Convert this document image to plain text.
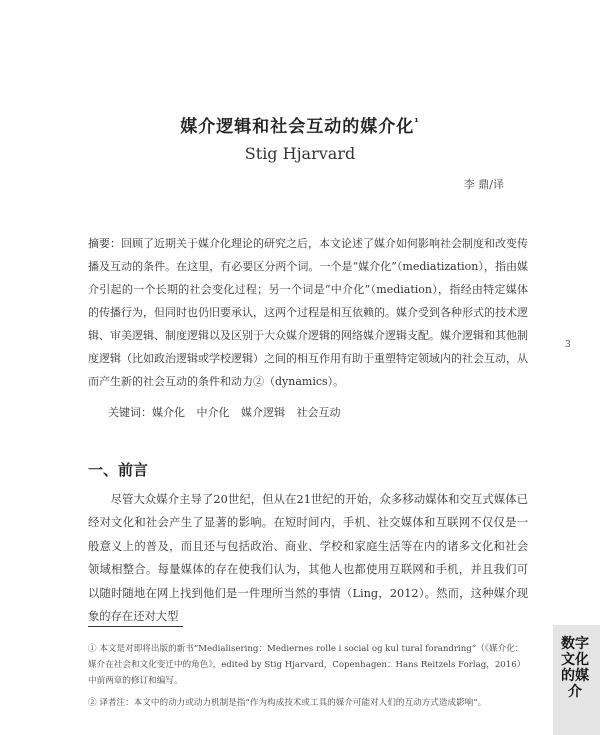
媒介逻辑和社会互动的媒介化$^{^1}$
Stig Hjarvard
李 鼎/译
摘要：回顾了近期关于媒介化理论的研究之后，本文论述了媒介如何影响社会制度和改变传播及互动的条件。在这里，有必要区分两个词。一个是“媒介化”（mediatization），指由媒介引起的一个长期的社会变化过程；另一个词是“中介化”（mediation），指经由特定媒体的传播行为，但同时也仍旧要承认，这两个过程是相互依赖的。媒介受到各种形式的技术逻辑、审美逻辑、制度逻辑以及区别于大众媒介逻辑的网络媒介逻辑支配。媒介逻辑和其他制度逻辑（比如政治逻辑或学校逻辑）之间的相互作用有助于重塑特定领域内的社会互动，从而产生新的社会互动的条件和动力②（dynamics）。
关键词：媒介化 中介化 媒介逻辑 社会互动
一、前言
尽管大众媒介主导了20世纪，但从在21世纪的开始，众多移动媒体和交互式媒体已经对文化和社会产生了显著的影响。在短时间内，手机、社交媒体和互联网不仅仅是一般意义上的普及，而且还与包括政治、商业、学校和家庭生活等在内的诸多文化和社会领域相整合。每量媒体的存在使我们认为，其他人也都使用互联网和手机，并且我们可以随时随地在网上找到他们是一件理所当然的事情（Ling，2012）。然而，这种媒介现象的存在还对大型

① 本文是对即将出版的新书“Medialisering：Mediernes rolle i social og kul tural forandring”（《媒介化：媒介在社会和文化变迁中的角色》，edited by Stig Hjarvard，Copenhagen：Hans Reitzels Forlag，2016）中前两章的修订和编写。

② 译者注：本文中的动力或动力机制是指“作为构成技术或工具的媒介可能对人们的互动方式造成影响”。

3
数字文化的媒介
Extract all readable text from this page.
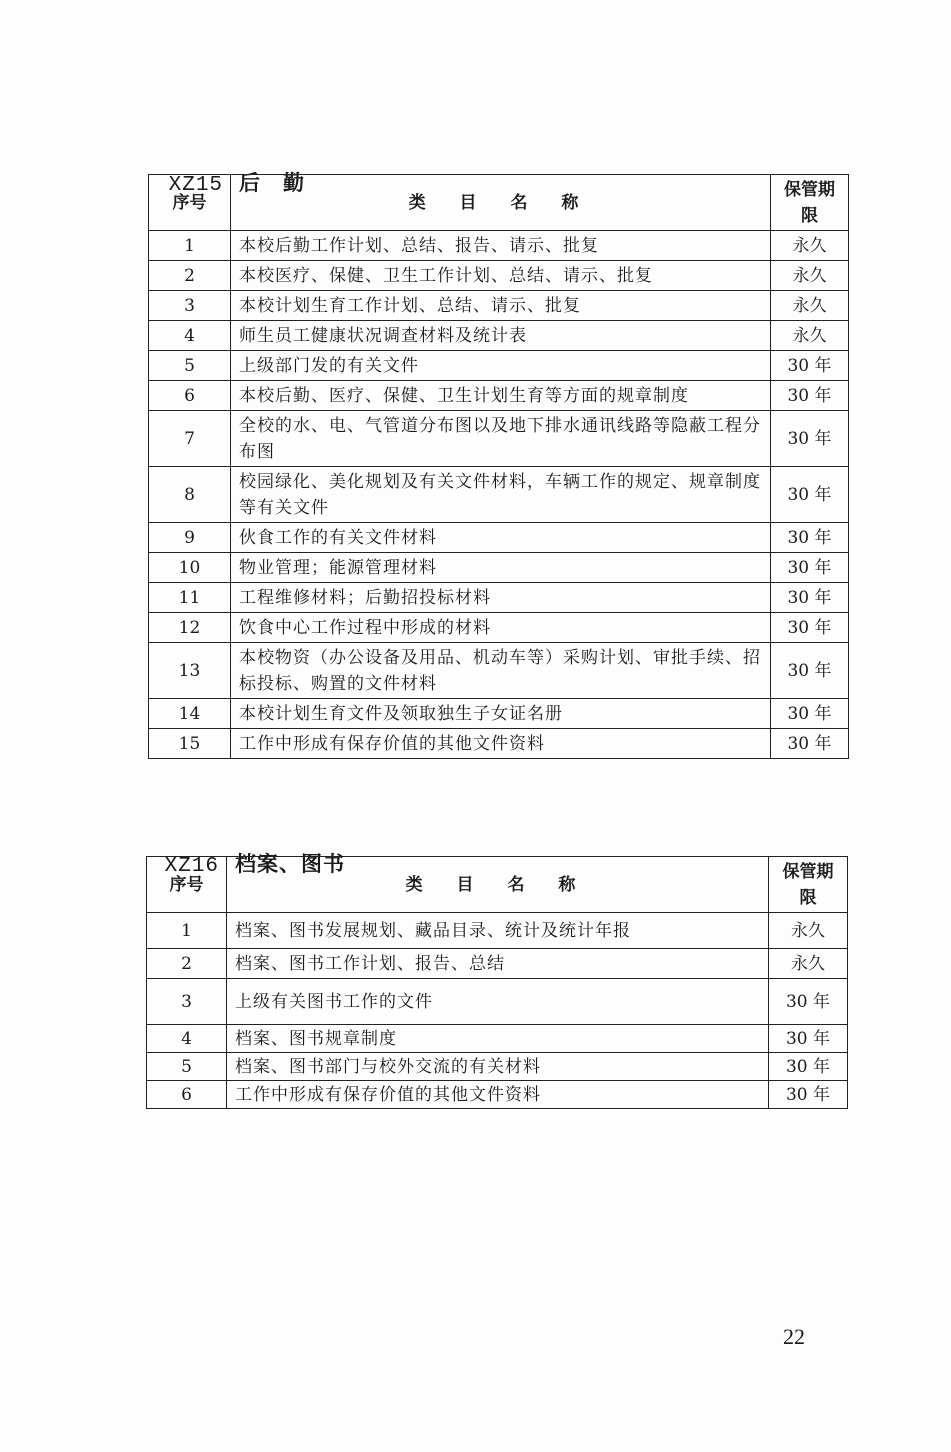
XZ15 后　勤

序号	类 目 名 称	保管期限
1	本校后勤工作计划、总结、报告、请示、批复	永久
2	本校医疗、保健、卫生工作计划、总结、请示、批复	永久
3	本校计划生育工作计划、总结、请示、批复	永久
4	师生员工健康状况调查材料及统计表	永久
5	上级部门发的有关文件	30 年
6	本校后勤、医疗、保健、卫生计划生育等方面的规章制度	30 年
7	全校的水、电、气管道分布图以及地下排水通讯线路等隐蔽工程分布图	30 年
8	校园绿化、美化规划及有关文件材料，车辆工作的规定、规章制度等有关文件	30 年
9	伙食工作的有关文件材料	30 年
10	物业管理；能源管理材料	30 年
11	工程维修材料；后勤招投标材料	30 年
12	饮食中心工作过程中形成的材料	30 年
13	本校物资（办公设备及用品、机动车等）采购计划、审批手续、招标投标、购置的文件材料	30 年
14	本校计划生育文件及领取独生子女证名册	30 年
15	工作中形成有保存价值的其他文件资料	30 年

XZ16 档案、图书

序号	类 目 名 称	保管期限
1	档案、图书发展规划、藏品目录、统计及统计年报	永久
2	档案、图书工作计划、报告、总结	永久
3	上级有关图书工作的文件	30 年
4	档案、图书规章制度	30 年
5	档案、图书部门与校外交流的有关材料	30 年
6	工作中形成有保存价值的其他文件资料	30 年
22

*****

Written request: For the listing above, identify each line bearing "工作中形成有保存价值的其他文件资料".

Output for this exercise:
15	工作中形成有保存价值的其他文件资料	30 年
6	工作中形成有保存价值的其他文件资料	30 年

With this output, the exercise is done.